# Exercise instructions
Copy every line from the material below that holds "forestry".

# Saved entries
BEGIN

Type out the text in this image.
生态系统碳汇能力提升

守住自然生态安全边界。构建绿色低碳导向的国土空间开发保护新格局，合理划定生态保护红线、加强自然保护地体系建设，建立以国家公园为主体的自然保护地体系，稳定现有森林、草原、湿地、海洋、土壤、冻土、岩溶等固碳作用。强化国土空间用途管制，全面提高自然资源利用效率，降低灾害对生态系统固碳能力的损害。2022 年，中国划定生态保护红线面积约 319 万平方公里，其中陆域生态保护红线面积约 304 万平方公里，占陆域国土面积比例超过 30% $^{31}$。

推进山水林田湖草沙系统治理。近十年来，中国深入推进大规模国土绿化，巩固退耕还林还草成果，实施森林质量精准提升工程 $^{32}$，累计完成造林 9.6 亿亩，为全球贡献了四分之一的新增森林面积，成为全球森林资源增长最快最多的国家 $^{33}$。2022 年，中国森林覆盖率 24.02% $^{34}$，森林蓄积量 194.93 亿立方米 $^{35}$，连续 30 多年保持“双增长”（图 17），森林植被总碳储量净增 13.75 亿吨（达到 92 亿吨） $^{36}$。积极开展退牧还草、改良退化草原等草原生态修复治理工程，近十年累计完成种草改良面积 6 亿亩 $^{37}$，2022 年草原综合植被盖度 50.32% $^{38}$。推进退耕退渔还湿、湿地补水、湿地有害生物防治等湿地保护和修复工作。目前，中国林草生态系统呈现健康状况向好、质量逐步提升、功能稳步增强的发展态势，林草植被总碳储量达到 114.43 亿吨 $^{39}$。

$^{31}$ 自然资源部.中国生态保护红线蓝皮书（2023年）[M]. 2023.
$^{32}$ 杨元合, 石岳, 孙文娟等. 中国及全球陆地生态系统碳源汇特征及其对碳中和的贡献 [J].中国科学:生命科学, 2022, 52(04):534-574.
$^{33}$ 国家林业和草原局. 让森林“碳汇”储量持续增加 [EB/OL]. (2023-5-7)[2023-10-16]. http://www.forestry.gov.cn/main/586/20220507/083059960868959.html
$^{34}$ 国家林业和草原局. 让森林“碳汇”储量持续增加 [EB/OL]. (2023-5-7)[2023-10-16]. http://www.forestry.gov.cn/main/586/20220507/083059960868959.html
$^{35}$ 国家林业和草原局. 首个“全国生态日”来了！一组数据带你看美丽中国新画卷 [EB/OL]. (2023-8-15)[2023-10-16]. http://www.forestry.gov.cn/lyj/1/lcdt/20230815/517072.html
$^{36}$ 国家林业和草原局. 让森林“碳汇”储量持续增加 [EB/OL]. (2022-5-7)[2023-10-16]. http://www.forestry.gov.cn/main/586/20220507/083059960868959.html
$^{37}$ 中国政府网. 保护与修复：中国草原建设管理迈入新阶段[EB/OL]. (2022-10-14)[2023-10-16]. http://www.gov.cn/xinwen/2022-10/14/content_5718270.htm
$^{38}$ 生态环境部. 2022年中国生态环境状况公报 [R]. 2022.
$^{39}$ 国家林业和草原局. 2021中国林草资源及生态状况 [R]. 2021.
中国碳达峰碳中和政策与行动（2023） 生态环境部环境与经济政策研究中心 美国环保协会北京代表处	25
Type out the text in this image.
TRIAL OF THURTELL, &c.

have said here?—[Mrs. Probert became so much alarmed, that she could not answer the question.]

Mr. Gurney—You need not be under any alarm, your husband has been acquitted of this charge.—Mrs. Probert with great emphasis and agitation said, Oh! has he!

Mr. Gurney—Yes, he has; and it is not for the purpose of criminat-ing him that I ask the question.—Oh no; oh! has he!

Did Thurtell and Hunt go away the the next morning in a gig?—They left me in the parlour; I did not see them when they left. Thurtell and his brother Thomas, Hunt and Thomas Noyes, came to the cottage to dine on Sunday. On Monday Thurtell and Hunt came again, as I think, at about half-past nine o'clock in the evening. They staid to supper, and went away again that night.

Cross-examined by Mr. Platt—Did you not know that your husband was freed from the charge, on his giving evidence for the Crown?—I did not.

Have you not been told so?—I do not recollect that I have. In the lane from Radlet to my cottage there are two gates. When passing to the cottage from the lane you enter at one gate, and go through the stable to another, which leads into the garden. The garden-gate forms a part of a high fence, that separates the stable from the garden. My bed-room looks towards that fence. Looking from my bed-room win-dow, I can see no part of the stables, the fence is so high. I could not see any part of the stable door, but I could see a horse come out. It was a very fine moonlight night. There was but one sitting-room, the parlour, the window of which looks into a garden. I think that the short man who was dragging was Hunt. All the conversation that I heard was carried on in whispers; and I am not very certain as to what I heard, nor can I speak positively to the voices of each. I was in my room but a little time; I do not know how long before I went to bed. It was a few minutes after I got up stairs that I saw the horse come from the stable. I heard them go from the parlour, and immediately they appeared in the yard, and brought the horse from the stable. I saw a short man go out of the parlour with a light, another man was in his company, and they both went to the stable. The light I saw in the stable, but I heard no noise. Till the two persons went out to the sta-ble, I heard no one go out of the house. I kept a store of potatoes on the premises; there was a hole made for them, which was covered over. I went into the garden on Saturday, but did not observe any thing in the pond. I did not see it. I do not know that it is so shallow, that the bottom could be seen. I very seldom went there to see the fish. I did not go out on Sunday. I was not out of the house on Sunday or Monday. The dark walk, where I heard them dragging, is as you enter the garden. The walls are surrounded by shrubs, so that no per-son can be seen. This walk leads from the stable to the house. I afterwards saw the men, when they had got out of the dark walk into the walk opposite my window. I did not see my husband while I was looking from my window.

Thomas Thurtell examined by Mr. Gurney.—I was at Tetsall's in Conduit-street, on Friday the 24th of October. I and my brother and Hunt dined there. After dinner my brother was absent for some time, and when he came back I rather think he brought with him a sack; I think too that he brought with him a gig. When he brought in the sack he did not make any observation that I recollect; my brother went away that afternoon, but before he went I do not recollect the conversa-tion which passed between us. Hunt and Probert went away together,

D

END

# Exercise output
$^{33}$ 国家林业和草原局. 让森林“碳汇”储量持续增加 [EB/OL]. (2023-5-7)[2023-10-16]. http://www.forestry.gov.cn/main/586/20220507/083059960868959.html
$^{34}$ 国家林业和草原局. 让森林“碳汇”储量持续增加 [EB/OL]. (2023-5-7)[2023-10-16]. http://www.forestry.gov.cn/main/586/20220507/083059960868959.html
$^{35}$ 国家林业和草原局. 首个“全国生态日”来了！一组数据带你看美丽中国新画卷 [EB/OL]. (2023-8-15)[2023-10-16]. http://www.forestry.gov.cn/lyj/1/lcdt/20230815/517072.html
$^{36}$ 国家林业和草原局. 让森林“碳汇”储量持续增加 [EB/OL]. (2022-5-7)[2023-10-16]. http://www.forestry.gov.cn/main/586/20220507/083059960868959.html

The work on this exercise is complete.